(Dataset listings of figures)
##########

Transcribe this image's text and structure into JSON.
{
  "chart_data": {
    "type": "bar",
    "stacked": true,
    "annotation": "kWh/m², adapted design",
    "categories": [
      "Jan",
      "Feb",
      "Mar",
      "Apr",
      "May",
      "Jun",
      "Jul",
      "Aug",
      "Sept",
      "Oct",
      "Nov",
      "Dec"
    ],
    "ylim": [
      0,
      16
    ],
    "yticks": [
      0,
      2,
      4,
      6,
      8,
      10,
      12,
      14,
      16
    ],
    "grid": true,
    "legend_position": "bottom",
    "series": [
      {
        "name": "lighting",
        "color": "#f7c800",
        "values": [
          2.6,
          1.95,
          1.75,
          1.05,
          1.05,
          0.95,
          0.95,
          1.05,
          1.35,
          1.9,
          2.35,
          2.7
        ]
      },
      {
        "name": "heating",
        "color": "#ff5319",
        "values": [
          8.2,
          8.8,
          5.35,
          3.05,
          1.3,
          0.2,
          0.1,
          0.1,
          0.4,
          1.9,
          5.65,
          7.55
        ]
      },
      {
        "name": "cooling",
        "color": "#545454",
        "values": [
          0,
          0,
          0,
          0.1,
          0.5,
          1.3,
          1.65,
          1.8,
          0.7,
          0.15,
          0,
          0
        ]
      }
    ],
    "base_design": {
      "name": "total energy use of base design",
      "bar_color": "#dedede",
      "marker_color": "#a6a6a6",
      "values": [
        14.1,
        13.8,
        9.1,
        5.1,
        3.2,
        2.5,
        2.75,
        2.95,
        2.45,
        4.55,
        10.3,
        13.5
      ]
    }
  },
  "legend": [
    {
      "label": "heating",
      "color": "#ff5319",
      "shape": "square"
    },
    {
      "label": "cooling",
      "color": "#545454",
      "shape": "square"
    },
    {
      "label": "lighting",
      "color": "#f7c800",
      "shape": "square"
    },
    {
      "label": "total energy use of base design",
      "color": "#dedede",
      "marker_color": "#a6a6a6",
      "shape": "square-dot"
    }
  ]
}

##########

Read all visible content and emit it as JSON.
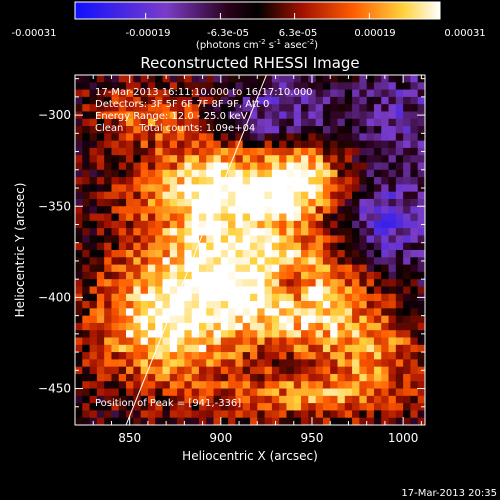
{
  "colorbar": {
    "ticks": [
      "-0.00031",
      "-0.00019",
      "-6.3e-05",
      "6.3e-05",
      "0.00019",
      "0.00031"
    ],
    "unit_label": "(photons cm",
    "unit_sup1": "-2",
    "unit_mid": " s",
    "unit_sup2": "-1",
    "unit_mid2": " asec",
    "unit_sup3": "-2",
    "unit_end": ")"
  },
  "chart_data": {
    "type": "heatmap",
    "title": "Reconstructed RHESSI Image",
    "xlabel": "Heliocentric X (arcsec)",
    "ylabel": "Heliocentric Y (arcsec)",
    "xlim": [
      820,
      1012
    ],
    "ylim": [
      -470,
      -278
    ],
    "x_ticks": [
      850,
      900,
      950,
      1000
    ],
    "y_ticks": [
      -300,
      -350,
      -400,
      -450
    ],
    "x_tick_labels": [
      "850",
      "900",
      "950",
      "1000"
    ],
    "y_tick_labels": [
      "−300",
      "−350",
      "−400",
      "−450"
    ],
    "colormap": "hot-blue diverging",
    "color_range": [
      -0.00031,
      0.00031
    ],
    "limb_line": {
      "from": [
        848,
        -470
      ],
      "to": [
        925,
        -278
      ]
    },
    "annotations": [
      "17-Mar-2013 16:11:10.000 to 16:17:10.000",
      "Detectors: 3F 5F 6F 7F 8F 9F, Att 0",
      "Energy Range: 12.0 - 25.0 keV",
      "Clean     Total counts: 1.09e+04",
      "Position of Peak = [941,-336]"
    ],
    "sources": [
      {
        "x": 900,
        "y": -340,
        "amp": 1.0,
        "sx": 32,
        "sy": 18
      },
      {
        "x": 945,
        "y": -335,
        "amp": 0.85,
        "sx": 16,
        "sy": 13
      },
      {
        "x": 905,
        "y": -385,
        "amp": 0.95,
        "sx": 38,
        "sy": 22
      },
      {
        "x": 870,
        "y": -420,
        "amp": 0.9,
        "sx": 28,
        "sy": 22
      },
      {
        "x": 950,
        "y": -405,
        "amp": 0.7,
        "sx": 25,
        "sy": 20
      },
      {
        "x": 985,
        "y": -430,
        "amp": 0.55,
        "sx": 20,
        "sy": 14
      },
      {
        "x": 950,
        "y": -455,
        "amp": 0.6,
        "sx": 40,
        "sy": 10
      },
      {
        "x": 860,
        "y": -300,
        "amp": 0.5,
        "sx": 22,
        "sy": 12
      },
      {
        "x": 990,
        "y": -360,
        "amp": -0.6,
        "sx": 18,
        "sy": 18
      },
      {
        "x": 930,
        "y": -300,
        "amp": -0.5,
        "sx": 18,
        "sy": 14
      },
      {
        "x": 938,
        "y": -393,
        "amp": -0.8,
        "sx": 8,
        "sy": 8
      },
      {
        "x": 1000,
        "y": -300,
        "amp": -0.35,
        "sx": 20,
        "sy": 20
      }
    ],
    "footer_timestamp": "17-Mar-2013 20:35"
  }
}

##########

**Given task:** Check each line in the listing above for the string "arcsec", then report how many lines contain it, with no other text.

**Output:** 2